Proteomic analysis of secreted proteins derived from amniotic fluid stem cells
Issued Date
2025-01-01
Resource Type
ISSN
0302766X
eISSN
14320878
Scopus ID
2-s2.0-105007315486
Journal Title
Cell and Tissue Research
Rights Holder(s)
SCOPUS
Bibliographic Citation
Cell and Tissue Research (2025)
Suggested Citation
Phermthai T., Chuaynarong P., Wichitwiengrat S., Phermthai K., Roytrakul S., Chitthira T., Thongbopit S. Proteomic analysis of secreted proteins derived from amniotic fluid stem cells. Cell and Tissue Research (2025). doi:10.1007/s00441-025-03984-0 Retrieved from: https://repository.li.mahidol.ac.th/handle/123456789/110645
Title
Proteomic analysis of secreted proteins derived from amniotic fluid stem cells
Corresponding Author(s)
Other Contributor(s)
Abstract
Mesenchymal stem cells (MSCs) show promising therapeutic effects due to the proteins they secrete. However, MSCs from different sources exhibit only 60% similarity of proteins they secrete, suggesting that unique proteins may offer distinct therapeutic properties based on their origin. Amniotic fluid-derived MSCs (AFSCs) are promising for treating degenerative diseases and are unique in providing sufficient cells for fetal therapies. Nevertheless, their proteomic profiles remain largely undefined. This study investigated the proteomic profiles of bioactive molecules secreted by AFSCs (AFSC-se) using liquid chromatography and mass spectrometry, along with bioinformatics tools for protein function analysis. We identified over 2000 proteins in the AFSC-se that are involved in various mechanisms supporting organ development and function. The top three proteins identified were associated with organelle fusion, forebrain morphogenesis, and response to parathyroid hormone. Our findings indicate that AFSC-se has the ability to inhibit inflammation and apoptosis, which corresponds to 7.8% of the identified proteins involved in pathways related to these therapeutic effects. Furthermore, we discovered that 20% of identified proteins are associated with brain functions including synaptogenesis, neurogenesis, and neuroprotection. In conclusion, the proteomic profile of AFSC-se indicates its potential therapeutic effects. The significant presence of neuro-related proteins in AFSC-se suggests that AFSC-se may be a promising candidate for treating neurological diseases. Our work addresses existing knowledge gaps in this field.

■ WHAT THE EXERCISE ASKS: Could you return, word for word, the portion of the page on secreted proteins from amniotic fluid stem cells starting with "Suggested Citation" and going on through "Corresponding Author(s)"?

■ DATASET:

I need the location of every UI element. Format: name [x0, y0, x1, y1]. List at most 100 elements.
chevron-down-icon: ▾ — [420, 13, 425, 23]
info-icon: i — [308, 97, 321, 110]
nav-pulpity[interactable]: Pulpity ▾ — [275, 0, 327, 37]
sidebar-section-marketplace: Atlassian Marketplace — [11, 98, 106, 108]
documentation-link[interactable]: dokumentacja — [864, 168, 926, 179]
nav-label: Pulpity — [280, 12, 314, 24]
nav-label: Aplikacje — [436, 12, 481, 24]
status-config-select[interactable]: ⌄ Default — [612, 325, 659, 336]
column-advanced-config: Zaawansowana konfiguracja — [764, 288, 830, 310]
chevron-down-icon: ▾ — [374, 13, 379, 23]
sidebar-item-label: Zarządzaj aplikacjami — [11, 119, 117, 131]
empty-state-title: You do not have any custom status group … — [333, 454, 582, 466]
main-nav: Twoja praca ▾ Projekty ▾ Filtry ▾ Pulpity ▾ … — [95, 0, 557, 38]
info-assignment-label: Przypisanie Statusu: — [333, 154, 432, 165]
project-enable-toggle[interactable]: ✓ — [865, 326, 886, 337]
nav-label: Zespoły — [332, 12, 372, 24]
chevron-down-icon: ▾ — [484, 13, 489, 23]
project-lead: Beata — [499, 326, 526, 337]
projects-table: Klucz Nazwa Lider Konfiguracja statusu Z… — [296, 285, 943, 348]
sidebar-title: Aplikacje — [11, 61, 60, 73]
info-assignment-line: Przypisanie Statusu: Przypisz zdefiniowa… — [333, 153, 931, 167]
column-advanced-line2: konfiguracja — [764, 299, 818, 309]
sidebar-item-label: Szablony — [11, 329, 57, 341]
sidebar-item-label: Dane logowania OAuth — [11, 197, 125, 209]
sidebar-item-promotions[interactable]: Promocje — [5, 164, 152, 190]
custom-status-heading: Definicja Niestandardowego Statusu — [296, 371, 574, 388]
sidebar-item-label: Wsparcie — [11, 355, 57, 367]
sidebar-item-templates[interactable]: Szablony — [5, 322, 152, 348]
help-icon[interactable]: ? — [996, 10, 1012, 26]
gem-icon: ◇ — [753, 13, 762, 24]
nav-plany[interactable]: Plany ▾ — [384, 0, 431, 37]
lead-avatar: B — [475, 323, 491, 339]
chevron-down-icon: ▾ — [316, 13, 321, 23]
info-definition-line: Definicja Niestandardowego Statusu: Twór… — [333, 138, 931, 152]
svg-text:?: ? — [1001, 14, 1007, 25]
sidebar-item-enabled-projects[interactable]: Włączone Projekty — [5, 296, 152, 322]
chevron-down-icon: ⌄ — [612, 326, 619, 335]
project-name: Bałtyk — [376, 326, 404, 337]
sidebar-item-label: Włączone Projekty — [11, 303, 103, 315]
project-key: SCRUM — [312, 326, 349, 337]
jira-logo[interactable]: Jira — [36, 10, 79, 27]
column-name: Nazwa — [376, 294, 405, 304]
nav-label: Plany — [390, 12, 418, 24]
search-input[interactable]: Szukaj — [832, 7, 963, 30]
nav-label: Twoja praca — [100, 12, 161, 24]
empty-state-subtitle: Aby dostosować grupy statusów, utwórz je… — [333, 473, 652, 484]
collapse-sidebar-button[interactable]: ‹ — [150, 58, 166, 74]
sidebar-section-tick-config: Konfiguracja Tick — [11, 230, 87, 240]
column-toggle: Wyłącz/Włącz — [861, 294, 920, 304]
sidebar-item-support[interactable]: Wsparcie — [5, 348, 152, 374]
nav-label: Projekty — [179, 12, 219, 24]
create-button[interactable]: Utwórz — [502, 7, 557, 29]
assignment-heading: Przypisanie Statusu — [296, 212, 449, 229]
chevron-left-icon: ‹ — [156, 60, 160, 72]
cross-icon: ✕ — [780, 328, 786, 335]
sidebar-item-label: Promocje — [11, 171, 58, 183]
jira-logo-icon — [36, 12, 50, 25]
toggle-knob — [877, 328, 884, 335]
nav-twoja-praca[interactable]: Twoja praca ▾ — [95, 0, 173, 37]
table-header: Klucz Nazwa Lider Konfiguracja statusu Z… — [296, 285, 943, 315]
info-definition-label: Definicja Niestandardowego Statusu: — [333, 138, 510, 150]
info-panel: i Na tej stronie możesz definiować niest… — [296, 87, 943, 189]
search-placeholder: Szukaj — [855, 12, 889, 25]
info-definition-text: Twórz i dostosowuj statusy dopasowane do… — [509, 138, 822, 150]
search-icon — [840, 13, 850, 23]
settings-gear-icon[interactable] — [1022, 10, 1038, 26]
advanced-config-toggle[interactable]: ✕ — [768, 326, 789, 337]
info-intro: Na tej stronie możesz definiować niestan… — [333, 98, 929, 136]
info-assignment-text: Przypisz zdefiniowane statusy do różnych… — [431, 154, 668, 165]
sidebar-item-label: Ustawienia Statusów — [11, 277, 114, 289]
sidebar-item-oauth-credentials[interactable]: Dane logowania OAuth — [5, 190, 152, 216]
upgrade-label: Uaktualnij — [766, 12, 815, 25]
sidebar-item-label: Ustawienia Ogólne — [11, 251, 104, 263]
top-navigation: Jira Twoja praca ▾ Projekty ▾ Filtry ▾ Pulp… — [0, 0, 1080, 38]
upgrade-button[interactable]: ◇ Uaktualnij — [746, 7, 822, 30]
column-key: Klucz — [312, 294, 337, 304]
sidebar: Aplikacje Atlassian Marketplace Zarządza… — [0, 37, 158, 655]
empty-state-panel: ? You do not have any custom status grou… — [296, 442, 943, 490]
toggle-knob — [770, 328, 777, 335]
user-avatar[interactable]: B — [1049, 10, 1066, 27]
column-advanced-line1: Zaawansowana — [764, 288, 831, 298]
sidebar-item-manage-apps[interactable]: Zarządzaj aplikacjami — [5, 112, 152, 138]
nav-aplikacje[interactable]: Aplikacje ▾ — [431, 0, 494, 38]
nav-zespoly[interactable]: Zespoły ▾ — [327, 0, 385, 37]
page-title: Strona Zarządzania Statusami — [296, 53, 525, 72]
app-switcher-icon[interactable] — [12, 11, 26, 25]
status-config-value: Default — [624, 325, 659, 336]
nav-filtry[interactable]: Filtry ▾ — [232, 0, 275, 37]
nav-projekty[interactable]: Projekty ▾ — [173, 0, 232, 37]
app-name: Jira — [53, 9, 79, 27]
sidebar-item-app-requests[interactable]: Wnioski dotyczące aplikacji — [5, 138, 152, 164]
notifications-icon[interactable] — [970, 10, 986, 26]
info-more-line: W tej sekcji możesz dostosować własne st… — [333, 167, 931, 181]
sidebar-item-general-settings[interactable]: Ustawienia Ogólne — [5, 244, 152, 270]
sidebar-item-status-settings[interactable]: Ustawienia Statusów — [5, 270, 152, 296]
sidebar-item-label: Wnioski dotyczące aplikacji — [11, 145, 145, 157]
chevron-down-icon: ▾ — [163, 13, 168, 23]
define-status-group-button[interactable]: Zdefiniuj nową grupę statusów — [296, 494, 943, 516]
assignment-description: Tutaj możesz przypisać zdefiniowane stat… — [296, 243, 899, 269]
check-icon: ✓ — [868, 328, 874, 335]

■ YOUR SOLUTION:
Suggested Citation
Phermthai T., Chuaynarong P., Wichitwiengrat S., Phermthai K., Roytrakul S., Chitthira T., Thongbopit S. Proteomic analysis of secreted proteins derived from amniotic fluid stem cells. Cell and Tissue Research (2025). doi:10.1007/s00441-025-03984-0 Retrieved from: https://repository.li.mahidol.ac.th/handle/123456789/110645
Title
Proteomic analysis of secreted proteins derived from amniotic fluid stem cells
Corresponding Author(s)